• Exercise goal: Reproduce each line exactly, including spacing and punctuation.

┄┄┄┄┄┄

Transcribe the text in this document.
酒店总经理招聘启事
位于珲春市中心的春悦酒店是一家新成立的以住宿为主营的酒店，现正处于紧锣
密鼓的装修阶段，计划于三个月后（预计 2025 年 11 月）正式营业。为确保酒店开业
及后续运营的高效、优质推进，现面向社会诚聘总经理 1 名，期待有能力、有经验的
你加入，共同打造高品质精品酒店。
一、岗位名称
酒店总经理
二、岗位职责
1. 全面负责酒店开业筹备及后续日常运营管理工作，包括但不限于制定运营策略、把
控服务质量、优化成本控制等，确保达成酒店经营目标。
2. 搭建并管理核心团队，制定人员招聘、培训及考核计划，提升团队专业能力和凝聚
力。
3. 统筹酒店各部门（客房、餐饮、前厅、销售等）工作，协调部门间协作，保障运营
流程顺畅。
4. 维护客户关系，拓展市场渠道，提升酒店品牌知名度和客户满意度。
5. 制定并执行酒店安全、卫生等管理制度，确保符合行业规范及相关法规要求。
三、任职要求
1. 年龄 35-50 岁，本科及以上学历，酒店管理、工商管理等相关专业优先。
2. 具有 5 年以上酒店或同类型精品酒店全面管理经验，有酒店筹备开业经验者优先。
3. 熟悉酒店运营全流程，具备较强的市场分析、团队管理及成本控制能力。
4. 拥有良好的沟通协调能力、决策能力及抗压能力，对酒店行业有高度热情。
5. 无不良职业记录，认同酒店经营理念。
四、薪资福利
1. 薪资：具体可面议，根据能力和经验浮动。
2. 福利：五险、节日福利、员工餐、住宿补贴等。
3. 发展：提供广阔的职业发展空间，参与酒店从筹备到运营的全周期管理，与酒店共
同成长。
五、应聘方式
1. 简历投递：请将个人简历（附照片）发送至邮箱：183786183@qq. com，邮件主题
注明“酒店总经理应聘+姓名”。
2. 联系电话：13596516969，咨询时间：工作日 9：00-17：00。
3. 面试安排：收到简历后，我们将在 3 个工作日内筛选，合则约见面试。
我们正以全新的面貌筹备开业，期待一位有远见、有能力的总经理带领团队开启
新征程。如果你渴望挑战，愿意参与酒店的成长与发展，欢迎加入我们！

┄┄┄┄┄┄

• Answer for this exercise:
Transcribe the text in this document.
酒店总经理招聘启事
位于珲春市中心的春悦酒店是一家新成立的以住宿为主营的酒店，现正处于紧锣
密鼓的装修阶段，计划于三个月后（预计 2025 年 11 月）正式营业。为确保酒店开业
及后续运营的高效、优质推进，现面向社会诚聘总经理 1 名，期待有能力、有经验的
你加入，共同打造高品质精品酒店。
一、岗位名称
酒店总经理
二、岗位职责
1. 全面负责酒店开业筹备及后续日常运营管理工作，包括但不限于制定运营策略、把
控服务质量、优化成本控制等，确保达成酒店经营目标。
2. 搭建并管理核心团队，制定人员招聘、培训及考核计划，提升团队专业能力和凝聚
力。
3. 统筹酒店各部门（客房、餐饮、前厅、销售等）工作，协调部门间协作，保障运营
流程顺畅。
4. 维护客户关系，拓展市场渠道，提升酒店品牌知名度和客户满意度。
5. 制定并执行酒店安全、卫生等管理制度，确保符合行业规范及相关法规要求。
三、任职要求
1. 年龄 35-50 岁，本科及以上学历，酒店管理、工商管理等相关专业优先。
2. 具有 5 年以上酒店或同类型精品酒店全面管理经验，有酒店筹备开业经验者优先。
3. 熟悉酒店运营全流程，具备较强的市场分析、团队管理及成本控制能力。
4. 拥有良好的沟通协调能力、决策能力及抗压能力，对酒店行业有高度热情。
5. 无不良职业记录，认同酒店经营理念。
四、薪资福利
1. 薪资：具体可面议，根据能力和经验浮动。
2. 福利：五险、节日福利、员工餐、住宿补贴等。
3. 发展：提供广阔的职业发展空间，参与酒店从筹备到运营的全周期管理，与酒店共
同成长。
五、应聘方式
1. 简历投递：请将个人简历（附照片）发送至邮箱：183786183@qq. com，邮件主题
注明“酒店总经理应聘+姓名”。
2. 联系电话：13596516969，咨询时间：工作日 9：00-17：00。
3. 面试安排：收到简历后，我们将在 3 个工作日内筛选，合则约见面试。
我们正以全新的面貌筹备开业，期待一位有远见、有能力的总经理带领团队开启
新征程。如果你渴望挑战，愿意参与酒店的成长与发展，欢迎加入我们！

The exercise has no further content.